CHALLENGE: Each entry below is to be transcribed exactly.

Data items:
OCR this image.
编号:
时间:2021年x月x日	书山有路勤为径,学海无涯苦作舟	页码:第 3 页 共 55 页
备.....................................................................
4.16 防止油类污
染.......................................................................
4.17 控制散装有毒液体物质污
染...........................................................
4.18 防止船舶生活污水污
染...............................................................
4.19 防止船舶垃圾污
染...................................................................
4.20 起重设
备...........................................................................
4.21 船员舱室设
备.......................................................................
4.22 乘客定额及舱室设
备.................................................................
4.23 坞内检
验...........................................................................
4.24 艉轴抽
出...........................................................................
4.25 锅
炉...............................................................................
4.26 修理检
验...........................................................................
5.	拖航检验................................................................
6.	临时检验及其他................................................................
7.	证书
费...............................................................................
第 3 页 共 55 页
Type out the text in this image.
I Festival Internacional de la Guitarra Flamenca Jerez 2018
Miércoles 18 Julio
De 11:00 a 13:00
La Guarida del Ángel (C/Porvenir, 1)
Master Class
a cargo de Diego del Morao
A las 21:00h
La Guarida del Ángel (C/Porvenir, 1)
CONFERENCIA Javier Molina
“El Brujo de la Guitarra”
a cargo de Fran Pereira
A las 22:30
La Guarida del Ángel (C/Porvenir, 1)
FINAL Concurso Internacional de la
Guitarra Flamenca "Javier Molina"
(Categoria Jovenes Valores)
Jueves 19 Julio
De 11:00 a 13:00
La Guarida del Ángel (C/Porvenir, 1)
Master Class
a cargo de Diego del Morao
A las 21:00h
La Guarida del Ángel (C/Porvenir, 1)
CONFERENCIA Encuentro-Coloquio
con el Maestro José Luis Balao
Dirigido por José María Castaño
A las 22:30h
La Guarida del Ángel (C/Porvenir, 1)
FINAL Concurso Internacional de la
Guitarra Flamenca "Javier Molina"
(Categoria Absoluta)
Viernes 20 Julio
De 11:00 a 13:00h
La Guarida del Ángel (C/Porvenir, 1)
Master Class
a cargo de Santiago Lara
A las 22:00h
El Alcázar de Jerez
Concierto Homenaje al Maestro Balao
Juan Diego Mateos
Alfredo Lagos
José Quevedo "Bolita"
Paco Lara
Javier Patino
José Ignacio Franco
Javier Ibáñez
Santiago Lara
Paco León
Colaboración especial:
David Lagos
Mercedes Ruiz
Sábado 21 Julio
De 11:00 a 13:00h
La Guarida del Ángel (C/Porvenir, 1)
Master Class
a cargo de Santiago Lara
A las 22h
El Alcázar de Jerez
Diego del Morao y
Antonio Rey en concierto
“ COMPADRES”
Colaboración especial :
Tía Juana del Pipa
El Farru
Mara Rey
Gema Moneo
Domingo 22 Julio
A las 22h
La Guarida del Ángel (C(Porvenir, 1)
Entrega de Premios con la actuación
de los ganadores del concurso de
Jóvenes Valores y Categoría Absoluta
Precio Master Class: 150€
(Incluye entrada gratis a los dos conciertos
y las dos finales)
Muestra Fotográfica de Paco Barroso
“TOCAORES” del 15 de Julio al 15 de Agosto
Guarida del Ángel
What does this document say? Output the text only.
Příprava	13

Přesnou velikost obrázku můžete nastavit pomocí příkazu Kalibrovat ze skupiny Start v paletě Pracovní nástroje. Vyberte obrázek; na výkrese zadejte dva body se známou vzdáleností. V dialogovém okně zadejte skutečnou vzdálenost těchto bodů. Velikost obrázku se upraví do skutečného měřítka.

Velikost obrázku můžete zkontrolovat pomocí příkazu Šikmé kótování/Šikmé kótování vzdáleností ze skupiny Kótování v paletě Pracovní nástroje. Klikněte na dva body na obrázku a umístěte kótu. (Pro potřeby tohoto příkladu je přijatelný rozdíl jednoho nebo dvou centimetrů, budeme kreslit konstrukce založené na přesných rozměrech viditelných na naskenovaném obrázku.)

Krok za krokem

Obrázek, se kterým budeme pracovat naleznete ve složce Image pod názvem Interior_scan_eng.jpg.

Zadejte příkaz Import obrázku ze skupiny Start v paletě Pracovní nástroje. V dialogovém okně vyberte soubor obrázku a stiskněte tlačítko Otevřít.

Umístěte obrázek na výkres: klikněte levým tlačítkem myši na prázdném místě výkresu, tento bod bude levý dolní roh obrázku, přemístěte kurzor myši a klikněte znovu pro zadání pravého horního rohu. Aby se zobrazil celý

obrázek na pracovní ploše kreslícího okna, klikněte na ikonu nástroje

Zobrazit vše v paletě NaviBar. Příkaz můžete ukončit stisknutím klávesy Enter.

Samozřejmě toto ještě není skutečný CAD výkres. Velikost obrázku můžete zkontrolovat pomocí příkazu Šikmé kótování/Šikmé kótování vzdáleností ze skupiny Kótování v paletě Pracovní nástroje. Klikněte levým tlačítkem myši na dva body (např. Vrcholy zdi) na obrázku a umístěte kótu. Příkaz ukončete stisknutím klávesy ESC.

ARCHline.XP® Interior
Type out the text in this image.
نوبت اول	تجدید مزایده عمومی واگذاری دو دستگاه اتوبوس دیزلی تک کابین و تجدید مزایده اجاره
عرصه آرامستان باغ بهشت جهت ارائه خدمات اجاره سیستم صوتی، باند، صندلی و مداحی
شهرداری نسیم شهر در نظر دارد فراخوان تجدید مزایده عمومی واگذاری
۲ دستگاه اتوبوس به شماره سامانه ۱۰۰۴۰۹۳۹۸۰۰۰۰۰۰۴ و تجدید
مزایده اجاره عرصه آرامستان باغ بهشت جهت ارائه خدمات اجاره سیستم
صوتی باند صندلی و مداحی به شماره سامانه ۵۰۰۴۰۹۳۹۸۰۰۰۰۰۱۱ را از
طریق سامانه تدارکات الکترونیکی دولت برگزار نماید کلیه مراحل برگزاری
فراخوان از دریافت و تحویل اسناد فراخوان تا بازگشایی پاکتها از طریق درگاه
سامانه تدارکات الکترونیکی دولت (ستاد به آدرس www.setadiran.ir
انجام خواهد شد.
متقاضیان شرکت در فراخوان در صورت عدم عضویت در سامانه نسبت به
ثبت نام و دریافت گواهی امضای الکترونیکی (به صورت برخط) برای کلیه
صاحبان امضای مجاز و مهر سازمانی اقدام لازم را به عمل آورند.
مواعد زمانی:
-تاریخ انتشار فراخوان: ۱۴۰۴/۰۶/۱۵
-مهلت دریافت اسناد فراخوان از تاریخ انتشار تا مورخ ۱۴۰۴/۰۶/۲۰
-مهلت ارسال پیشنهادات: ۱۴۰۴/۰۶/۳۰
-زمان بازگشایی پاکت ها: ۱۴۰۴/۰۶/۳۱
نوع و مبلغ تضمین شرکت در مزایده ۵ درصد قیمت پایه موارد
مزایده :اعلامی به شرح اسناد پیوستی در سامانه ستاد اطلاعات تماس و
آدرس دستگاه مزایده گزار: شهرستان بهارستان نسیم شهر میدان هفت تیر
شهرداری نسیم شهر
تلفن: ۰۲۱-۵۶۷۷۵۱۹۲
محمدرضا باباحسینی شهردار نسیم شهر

RESPONSE TO THE TASK:
OCR this image.
编号:
时间:2021年x月x日	书山有路勤为径,学海无涯苦作舟	页码:第 3 页 共 55 页
备.....................................................................
4.16 防止油类污
染.......................................................................
4.17 控制散装有毒液体物质污
染...........................................................
4.18 防止船舶生活污水污
染...............................................................
4.19 防止船舶垃圾污
染...................................................................
4.20 起重设
备...........................................................................
4.21 船员舱室设
备.......................................................................
4.22 乘客定额及舱室设
备.................................................................
4.23 坞内检
验...........................................................................
4.24 艉轴抽
出...........................................................................
4.25 锅
炉...............................................................................
4.26 修理检
验...........................................................................
5.	拖航检验................................................................
6.	临时检验及其他................................................................
7.	证书
费...............................................................................
第 3 页 共 55 页
Type out the text in this image.
I Festival Internacional de la Guitarra Flamenca Jerez 2018
Miércoles 18 Julio
De 11:00 a 13:00
La Guarida del Ángel (C/Porvenir, 1)
Master Class
a cargo de Diego del Morao
A las 21:00h
La Guarida del Ángel (C/Porvenir, 1)
CONFERENCIA Javier Molina
“El Brujo de la Guitarra”
a cargo de Fran Pereira
A las 22:30
La Guarida del Ángel (C/Porvenir, 1)
FINAL Concurso Internacional de la
Guitarra Flamenca "Javier Molina"
(Categoria Jovenes Valores)
Jueves 19 Julio
De 11:00 a 13:00
La Guarida del Ángel (C/Porvenir, 1)
Master Class
a cargo de Diego del Morao
A las 21:00h
La Guarida del Ángel (C/Porvenir, 1)
CONFERENCIA Encuentro-Coloquio
con el Maestro José Luis Balao
Dirigido por José María Castaño
A las 22:30h
La Guarida del Ángel (C/Porvenir, 1)
FINAL Concurso Internacional de la
Guitarra Flamenca "Javier Molina"
(Categoria Absoluta)
Viernes 20 Julio
De 11:00 a 13:00h
La Guarida del Ángel (C/Porvenir, 1)
Master Class
a cargo de Santiago Lara
A las 22:00h
El Alcázar de Jerez
Concierto Homenaje al Maestro Balao
Juan Diego Mateos
Alfredo Lagos
José Quevedo "Bolita"
Paco Lara
Javier Patino
José Ignacio Franco
Javier Ibáñez
Santiago Lara
Paco León
Colaboración especial:
David Lagos
Mercedes Ruiz
Sábado 21 Julio
De 11:00 a 13:00h
La Guarida del Ángel (C/Porvenir, 1)
Master Class
a cargo de Santiago Lara
A las 22h
El Alcázar de Jerez
Diego del Morao y
Antonio Rey en concierto
“ COMPADRES”
Colaboración especial :
Tía Juana del Pipa
El Farru
Mara Rey
Gema Moneo
Domingo 22 Julio
A las 22h
La Guarida del Ángel (C(Porvenir, 1)
Entrega de Premios con la actuación
de los ganadores del concurso de
Jóvenes Valores y Categoría Absoluta
Precio Master Class: 150€
(Incluye entrada gratis a los dos conciertos
y las dos finales)
Muestra Fotográfica de Paco Barroso
“TOCAORES” del 15 de Julio al 15 de Agosto
Guarida del Ángel
What does this document say? Output the text only.
Příprava	13

Přesnou velikost obrázku můžete nastavit pomocí příkazu Kalibrovat ze skupiny Start v paletě Pracovní nástroje. Vyberte obrázek; na výkrese zadejte dva body se známou vzdáleností. V dialogovém okně zadejte skutečnou vzdálenost těchto bodů. Velikost obrázku se upraví do skutečného měřítka.

Velikost obrázku můžete zkontrolovat pomocí příkazu Šikmé kótování/Šikmé kótování vzdáleností ze skupiny Kótování v paletě Pracovní nástroje. Klikněte na dva body na obrázku a umístěte kótu. (Pro potřeby tohoto příkladu je přijatelný rozdíl jednoho nebo dvou centimetrů, budeme kreslit konstrukce založené na přesných rozměrech viditelných na naskenovaném obrázku.)

Krok za krokem

Obrázek, se kterým budeme pracovat naleznete ve složce Image pod názvem Interior_scan_eng.jpg.

Zadejte příkaz Import obrázku ze skupiny Start v paletě Pracovní nástroje. V dialogovém okně vyberte soubor obrázku a stiskněte tlačítko Otevřít.

Umístěte obrázek na výkres: klikněte levým tlačítkem myši na prázdném místě výkresu, tento bod bude levý dolní roh obrázku, přemístěte kurzor myši a klikněte znovu pro zadání pravého horního rohu. Aby se zobrazil celý

obrázek na pracovní ploše kreslícího okna, klikněte na ikonu nástroje

Zobrazit vše v paletě NaviBar. Příkaz můžete ukončit stisknutím klávesy Enter.

Samozřejmě toto ještě není skutečný CAD výkres. Velikost obrázku můžete zkontrolovat pomocí příkazu Šikmé kótování/Šikmé kótování vzdáleností ze skupiny Kótování v paletě Pracovní nástroje. Klikněte levým tlačítkem myši na dva body (např. Vrcholy zdi) na obrázku a umístěte kótu. Příkaz ukončete stisknutím klávesy ESC.

ARCHline.XP® Interior
Type out the text in this image.
نوبت اول	تجدید مزایده عمومی واگذاری دو دستگاه اتوبوس دیزلی تک کابین و تجدید مزایده اجاره
عرصه آرامستان باغ بهشت جهت ارائه خدمات اجاره سیستم صوتی، باند، صندلی و مداحی
شهرداری نسیم شهر در نظر دارد فراخوان تجدید مزایده عمومی واگذاری
۲ دستگاه اتوبوس به شماره سامانه ۱۰۰۴۰۹۳۹۸۰۰۰۰۰۰۴ و تجدید
مزایده اجاره عرصه آرامستان باغ بهشت جهت ارائه خدمات اجاره سیستم
صوتی باند صندلی و مداحی به شماره سامانه ۵۰۰۴۰۹۳۹۸۰۰۰۰۰۱۱ را از
طریق سامانه تدارکات الکترونیکی دولت برگزار نماید کلیه مراحل برگزاری
فراخوان از دریافت و تحویل اسناد فراخوان تا بازگشایی پاکتها از طریق درگاه
سامانه تدارکات الکترونیکی دولت (ستاد به آدرس www.setadiran.ir
انجام خواهد شد.
متقاضیان شرکت در فراخوان در صورت عدم عضویت در سامانه نسبت به
ثبت نام و دریافت گواهی امضای الکترونیکی (به صورت برخط) برای کلیه
صاحبان امضای مجاز و مهر سازمانی اقدام لازم را به عمل آورند.
مواعد زمانی:
-تاریخ انتشار فراخوان: ۱۴۰۴/۰۶/۱۵
-مهلت دریافت اسناد فراخوان از تاریخ انتشار تا مورخ ۱۴۰۴/۰۶/۲۰
-مهلت ارسال پیشنهادات: ۱۴۰۴/۰۶/۳۰
-زمان بازگشایی پاکت ها: ۱۴۰۴/۰۶/۳۱
نوع و مبلغ تضمین شرکت در مزایده ۵ درصد قیمت پایه موارد
مزایده :اعلامی به شرح اسناد پیوستی در سامانه ستاد اطلاعات تماس و
آدرس دستگاه مزایده گزار: شهرستان بهارستان نسیم شهر میدان هفت تیر
شهرداری نسیم شهر
تلفن: ۰۲۱-۵۶۷۷۵۱۹۲
محمدرضا باباحسینی شهردار نسیم شهر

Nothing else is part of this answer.